What is the count of lines that hold the word "cuts"? Give only the number.

____ EXERCISE DATA

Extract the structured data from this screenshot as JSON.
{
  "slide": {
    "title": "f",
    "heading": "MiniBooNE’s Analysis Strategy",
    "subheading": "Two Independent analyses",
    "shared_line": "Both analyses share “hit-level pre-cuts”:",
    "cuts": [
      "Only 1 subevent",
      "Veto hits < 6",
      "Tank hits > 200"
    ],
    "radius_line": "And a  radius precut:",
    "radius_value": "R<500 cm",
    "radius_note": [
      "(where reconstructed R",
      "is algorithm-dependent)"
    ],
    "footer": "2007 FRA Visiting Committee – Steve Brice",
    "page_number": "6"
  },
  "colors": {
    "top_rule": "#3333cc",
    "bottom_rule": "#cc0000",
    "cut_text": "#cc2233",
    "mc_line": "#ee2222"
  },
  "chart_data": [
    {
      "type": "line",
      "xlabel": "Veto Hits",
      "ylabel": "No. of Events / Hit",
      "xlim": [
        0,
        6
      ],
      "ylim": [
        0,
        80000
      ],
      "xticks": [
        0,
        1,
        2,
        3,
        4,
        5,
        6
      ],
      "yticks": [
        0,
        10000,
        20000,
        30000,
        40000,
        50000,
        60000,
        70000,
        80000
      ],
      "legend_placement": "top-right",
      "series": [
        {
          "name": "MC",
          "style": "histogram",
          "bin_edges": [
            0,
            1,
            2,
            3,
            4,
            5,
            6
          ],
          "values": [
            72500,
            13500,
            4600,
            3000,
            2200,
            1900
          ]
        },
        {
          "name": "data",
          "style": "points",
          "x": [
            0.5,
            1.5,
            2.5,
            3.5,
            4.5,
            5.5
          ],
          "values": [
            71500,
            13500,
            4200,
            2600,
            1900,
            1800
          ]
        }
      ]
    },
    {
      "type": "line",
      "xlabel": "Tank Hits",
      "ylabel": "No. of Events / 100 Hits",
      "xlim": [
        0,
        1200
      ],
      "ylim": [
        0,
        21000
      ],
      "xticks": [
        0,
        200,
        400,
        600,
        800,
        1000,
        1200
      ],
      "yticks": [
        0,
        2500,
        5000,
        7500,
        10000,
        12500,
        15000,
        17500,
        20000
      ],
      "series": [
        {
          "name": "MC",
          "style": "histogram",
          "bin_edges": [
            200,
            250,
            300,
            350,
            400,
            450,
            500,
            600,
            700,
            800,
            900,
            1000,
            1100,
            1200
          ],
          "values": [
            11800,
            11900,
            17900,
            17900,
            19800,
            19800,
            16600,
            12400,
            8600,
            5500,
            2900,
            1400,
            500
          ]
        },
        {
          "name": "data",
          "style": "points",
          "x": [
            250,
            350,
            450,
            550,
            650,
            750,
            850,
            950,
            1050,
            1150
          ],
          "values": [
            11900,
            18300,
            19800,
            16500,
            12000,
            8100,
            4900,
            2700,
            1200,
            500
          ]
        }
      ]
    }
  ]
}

________

THE SOLUTION: 2